═════ PROVIDED PASSAGE ═════
The funny bit is that there is a long section on “Paul and Virginia”. What, you haven’t heard about “Paul and Virginia” written by Bernardin de Saint Pierre? Let me brief you: it was a best seller at the time.  It was published in 1789 but stayed at the top of the game for a long, long time and was even translated in several languages. It is the story of two children brought up together as brother and sister, in Mauritius. When Virginia becomes a teenager, she realises that her feelings towards Paul have changed. She loves him, but ends up being sent to France, where she feels miserable despite her aunt’s attempt to educate her. After a year, she decides to come back but her ship goes upon the reef of rocks just before reaching Mauritius and she dies either because she doesn’t want to get undressed to swim (there are men onboard!) or because, being almost naked, she doesn’t want a sailor to carry her -I can’t remember which one, but I know that it always seemed to me pretty ridiculous a reason (times have changed). I wouldn’t hesitate to go and dance naked on the street if it could save my skin. And mind you, everybody was almost naked today in the park, which was not always a pretty sight. The journalist seems to agree with me (with his own words obviously) “Poor Virginia was the victim, perhaps, of a mistaken sentiment of duty and honour.” Well, spot on.
═════
▶ **EXERCISE GOAL**: Decide whether each statement below agrees with the passage on "Paul and Virginia": 1. The book was published in 1789. 2. Virginia is sent to England. 3. The two children grow up in Mauritius. Answer yes or no for each, quoting the words of the passage that decide it.
═════ DATA SUPPLIED ═════
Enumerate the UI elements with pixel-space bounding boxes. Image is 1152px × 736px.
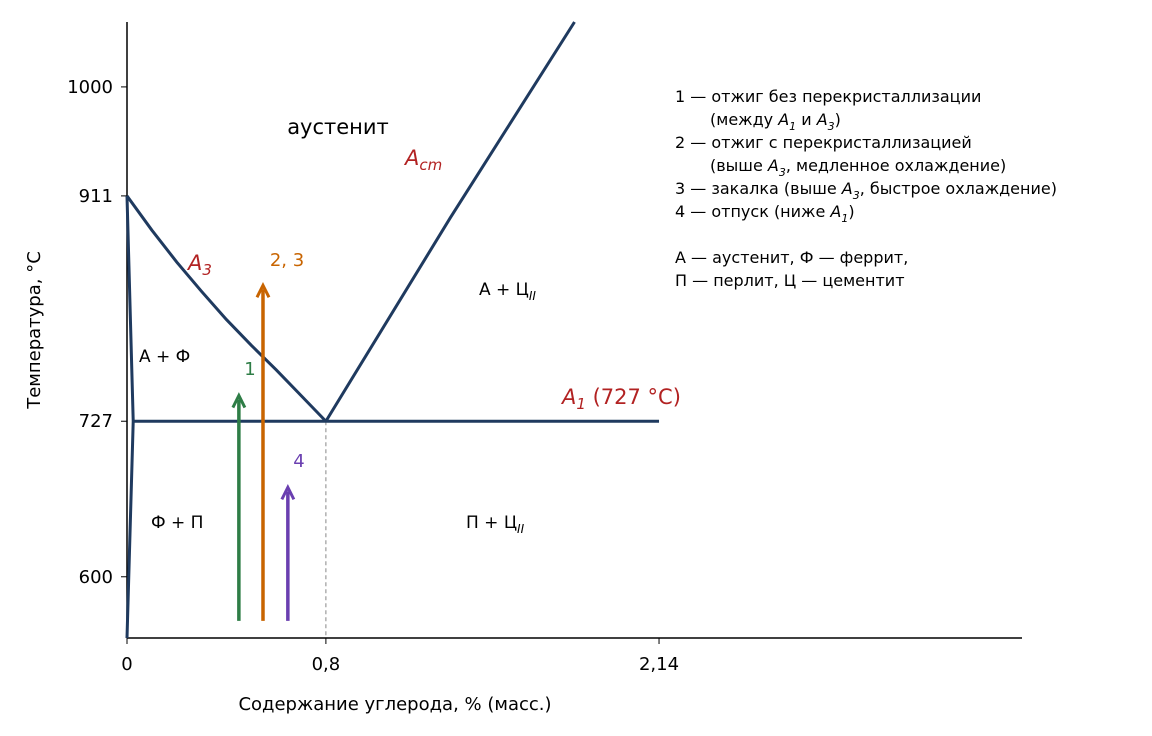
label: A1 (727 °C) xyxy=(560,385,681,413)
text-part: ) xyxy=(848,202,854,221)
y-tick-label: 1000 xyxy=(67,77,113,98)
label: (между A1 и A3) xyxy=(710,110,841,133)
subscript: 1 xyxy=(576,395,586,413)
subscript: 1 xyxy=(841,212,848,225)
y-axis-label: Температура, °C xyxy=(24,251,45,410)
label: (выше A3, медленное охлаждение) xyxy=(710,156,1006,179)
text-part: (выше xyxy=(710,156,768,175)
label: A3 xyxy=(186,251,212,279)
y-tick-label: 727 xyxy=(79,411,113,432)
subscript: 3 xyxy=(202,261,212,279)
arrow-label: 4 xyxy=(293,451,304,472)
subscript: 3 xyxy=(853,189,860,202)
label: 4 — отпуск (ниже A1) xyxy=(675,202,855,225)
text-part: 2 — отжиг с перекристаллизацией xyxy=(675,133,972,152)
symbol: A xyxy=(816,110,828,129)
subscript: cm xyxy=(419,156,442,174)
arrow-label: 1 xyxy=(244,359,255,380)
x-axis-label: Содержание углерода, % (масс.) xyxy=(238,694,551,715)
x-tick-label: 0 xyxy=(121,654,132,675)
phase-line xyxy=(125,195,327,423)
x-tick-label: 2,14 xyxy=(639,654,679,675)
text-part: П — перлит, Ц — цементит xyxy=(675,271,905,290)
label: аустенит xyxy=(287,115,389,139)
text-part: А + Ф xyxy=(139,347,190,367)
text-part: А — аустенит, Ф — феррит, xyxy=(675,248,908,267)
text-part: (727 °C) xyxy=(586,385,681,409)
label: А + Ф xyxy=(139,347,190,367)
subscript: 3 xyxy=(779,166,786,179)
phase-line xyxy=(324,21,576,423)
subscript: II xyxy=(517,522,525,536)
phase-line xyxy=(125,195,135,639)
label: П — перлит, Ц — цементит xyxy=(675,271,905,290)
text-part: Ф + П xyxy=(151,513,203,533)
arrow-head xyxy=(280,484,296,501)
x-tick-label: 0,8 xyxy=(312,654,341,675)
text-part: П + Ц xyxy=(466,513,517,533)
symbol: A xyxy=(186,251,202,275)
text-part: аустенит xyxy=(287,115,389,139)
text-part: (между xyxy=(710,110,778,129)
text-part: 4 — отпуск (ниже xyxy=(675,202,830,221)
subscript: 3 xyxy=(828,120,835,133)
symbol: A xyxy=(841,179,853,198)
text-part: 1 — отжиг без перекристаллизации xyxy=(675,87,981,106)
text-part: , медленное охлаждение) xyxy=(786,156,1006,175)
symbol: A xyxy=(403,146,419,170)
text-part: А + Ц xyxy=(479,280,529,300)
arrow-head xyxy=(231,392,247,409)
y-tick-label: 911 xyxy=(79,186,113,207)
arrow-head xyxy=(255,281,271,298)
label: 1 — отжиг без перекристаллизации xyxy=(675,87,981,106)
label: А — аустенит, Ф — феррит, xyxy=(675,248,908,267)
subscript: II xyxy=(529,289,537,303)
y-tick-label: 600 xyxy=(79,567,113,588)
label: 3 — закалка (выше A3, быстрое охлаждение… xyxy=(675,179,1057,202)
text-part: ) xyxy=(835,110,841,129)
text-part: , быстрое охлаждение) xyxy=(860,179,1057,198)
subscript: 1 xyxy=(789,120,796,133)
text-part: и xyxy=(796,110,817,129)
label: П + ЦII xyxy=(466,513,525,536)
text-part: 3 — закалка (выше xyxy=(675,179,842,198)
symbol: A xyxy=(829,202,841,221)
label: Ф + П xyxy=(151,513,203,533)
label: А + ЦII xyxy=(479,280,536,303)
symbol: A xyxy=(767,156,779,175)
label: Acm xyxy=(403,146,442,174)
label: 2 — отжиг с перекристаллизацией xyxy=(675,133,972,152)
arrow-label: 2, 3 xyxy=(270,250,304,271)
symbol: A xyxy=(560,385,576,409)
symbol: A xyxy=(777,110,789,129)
═════
▶ **WORKED SOLUTION**:
1. Yes: "It was published in 1789"
2. No: "ends up being sent to France"
3. Yes: "brought up together as brother and sister, in Mauritius"